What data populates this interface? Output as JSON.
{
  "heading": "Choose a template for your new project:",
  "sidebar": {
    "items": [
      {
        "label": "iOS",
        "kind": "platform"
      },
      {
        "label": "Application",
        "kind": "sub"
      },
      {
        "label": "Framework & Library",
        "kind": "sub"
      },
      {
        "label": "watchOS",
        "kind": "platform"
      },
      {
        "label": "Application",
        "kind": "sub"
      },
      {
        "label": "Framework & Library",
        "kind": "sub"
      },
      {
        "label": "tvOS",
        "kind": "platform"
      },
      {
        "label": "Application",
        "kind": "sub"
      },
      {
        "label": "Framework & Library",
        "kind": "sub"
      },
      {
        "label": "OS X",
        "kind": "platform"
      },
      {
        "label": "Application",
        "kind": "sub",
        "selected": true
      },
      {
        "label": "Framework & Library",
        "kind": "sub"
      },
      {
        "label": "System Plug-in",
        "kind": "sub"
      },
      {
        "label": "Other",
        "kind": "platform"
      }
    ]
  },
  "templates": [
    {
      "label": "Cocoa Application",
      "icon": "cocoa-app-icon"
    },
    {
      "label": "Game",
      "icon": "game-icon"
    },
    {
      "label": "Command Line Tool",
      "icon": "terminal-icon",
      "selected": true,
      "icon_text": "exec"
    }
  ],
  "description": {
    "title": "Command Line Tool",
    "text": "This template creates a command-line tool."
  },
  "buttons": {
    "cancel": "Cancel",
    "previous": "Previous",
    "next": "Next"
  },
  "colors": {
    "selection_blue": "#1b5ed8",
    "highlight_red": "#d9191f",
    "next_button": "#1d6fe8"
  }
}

____________________

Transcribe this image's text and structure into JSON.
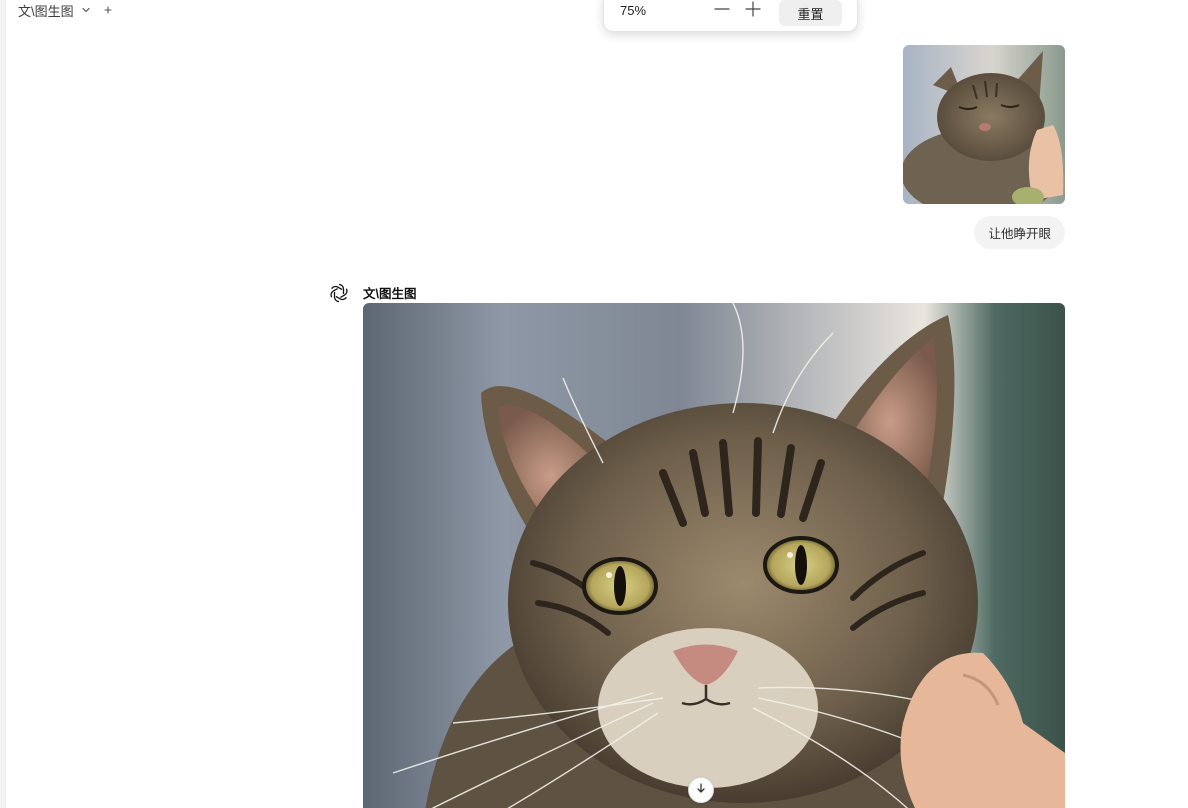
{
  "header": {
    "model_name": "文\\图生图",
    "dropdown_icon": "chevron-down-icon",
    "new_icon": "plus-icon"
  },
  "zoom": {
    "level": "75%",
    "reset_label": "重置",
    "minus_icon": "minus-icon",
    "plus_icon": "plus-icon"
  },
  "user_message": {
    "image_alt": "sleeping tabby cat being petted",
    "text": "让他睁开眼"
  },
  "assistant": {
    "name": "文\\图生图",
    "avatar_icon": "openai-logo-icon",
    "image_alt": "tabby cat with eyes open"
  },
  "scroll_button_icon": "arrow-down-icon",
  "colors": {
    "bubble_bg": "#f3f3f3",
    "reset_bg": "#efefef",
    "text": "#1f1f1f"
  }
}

____________________

* **Exercise prompt**:
Show the lines of the records that contain the word "JSON".

* **Expected answer**:
What data populates this interface? Output as JSON.
Transcribe this image's text and structure into JSON.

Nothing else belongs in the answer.